DIRECTIONS:
(1) Which kinds of person does the American Express passage say pulling the card out of your wallet signaled you were?
(2) Substitute "perks" for "privileges" and give the American Express passage between "Maybe there was" and "it. Snob appeal.", inclusive.
>> begin EXCERPTED PASSAGE
Maybe there was a time when a credit card really meant something.

Michael Lewis once wrote in The Money Culture about American Express and what it represented in the 1980s.


Membership had its privileges — and you didn’t want to leave home without it. Snob appeal.


Let’s rewind. American Express had been marketing itself as a luxury product since it introduced its charge card in 1958. In the beginning it really did solve a problem. If you were traveling — flying, staying in hotels, going overseas — you suddenly had a piece of plastic you could use almost anywhere. It made the messy business of moving money around the world easier.


At first it was just convenient.


But over time the card picked up something else: social meaning. Identity. I’m a person who…


Pulling an American Express card out of your wallet signaled something about who you were: a traveler, a businessperson, someone with an expense account and places to go. The card wasn’t a financial tool so much as a small piece of green social jewelry.


Lewis put it perfectly:


“An American Express Card that cost no more than a Visa card would be worth even less.”

Modern credit card marketing tries very hard to ignore all of this.
>> end EXCERPTED PASSAGE
>> begin RECORDED INFORMATION
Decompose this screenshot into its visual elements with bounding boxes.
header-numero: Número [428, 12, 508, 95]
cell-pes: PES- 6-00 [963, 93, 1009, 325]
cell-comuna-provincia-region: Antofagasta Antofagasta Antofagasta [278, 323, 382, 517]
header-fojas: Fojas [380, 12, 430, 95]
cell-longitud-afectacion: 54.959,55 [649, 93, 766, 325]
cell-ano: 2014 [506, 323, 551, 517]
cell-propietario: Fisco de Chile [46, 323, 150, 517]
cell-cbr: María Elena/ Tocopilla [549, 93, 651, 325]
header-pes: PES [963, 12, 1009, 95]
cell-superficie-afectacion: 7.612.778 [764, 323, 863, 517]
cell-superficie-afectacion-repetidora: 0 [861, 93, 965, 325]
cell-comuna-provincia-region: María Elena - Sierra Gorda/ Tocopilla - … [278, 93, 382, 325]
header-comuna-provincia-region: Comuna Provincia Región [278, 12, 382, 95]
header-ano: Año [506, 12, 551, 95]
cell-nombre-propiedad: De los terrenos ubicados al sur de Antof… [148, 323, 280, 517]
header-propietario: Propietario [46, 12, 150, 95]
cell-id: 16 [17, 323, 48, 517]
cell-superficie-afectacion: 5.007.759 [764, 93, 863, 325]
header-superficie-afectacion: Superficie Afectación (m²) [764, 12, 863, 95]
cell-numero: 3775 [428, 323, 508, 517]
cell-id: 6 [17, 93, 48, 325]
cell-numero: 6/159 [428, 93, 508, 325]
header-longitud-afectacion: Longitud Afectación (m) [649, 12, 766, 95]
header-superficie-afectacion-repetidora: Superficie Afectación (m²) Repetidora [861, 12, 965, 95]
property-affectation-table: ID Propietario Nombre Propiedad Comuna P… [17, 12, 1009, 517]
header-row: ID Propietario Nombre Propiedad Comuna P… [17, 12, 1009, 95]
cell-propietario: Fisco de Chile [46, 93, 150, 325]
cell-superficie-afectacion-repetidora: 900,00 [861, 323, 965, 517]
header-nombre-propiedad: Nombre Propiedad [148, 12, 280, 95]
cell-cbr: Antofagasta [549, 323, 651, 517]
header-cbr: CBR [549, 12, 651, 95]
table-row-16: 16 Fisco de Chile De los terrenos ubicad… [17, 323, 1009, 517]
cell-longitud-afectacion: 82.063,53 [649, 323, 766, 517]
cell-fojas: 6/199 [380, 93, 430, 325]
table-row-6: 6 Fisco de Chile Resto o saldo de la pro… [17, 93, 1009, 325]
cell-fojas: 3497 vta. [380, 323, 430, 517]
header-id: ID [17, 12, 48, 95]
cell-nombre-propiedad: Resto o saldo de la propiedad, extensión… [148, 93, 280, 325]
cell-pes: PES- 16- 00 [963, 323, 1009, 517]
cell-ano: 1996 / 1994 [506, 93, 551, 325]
>> end RECORDED INFORMATION
FULL SOLUTIONS:
(1)
- a traveler
- a businessperson
- someone with an expense account and places to go

(2)
Maybe there was a time when a credit card really meant something.

Michael Lewis once wrote in The Money Culture about American Express and what it represented in the 1980s.


Membership had its perks — and you didn’t want to leave home without it. Snob appeal.